The data:
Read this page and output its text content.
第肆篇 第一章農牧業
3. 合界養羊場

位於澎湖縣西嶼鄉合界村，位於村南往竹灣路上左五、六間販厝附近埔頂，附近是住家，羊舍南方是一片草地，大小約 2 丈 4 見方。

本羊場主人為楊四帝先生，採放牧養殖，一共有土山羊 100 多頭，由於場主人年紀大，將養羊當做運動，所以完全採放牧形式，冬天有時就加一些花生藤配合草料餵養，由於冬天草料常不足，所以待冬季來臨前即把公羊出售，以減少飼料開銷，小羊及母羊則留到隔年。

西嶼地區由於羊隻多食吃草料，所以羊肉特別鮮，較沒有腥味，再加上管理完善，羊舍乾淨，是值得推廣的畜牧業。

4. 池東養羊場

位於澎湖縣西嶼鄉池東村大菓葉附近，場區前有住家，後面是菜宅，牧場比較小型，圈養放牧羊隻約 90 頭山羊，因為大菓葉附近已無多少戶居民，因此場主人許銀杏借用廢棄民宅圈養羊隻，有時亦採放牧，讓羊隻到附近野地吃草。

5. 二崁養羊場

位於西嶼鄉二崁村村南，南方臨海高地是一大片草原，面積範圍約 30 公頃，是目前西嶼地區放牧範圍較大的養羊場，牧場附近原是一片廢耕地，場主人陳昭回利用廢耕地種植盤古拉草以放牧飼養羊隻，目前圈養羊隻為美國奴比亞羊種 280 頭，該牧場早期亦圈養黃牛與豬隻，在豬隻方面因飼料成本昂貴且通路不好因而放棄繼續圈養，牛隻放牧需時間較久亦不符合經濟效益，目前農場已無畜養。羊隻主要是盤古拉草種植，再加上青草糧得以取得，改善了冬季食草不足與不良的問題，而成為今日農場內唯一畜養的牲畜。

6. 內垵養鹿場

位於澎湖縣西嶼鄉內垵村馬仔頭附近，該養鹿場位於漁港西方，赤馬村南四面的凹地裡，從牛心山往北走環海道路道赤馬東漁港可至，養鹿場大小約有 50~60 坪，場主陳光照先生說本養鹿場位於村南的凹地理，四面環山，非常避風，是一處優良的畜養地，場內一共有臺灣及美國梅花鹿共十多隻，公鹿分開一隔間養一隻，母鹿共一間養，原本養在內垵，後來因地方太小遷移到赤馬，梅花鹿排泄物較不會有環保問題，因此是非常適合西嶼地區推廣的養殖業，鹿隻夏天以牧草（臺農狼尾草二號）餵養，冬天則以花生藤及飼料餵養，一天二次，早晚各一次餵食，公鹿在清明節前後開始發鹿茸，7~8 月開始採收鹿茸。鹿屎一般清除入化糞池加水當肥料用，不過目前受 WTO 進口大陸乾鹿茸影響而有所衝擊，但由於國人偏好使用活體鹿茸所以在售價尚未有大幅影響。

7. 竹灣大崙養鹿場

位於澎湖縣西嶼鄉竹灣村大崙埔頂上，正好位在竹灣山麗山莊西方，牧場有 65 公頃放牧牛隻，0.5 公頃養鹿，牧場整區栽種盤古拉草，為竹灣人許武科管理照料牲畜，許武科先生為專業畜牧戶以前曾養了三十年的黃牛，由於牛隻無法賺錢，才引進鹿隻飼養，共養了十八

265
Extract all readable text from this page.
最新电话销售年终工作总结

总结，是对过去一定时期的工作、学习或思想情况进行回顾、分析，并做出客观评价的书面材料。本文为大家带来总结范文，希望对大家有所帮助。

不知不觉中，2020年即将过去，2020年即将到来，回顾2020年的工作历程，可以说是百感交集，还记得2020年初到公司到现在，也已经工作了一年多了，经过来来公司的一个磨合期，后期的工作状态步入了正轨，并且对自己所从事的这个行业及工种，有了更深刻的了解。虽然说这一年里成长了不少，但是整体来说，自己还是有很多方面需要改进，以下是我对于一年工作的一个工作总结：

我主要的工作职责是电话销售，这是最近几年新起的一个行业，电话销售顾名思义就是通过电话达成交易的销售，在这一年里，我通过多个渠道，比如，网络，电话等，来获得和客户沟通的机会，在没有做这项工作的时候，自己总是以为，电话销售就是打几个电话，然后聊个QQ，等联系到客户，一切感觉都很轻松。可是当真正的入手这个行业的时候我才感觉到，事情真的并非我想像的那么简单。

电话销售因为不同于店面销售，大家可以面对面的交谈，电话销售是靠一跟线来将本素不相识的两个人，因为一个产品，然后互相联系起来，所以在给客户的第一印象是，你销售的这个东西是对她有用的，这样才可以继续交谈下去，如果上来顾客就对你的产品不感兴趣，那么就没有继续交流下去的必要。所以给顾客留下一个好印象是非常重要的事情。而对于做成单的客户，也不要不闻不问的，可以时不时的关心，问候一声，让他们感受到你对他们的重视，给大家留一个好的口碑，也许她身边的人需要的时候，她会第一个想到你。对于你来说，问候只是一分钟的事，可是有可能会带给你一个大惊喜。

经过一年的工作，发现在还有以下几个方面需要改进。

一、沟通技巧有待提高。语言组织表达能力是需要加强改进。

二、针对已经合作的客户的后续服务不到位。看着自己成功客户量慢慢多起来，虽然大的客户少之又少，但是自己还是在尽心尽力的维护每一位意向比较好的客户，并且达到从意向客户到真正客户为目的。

Task description:
Which lines hold the word "text"? Copy all of them.

Reply:
Read this page and output its text content.
Extract all readable text from this page.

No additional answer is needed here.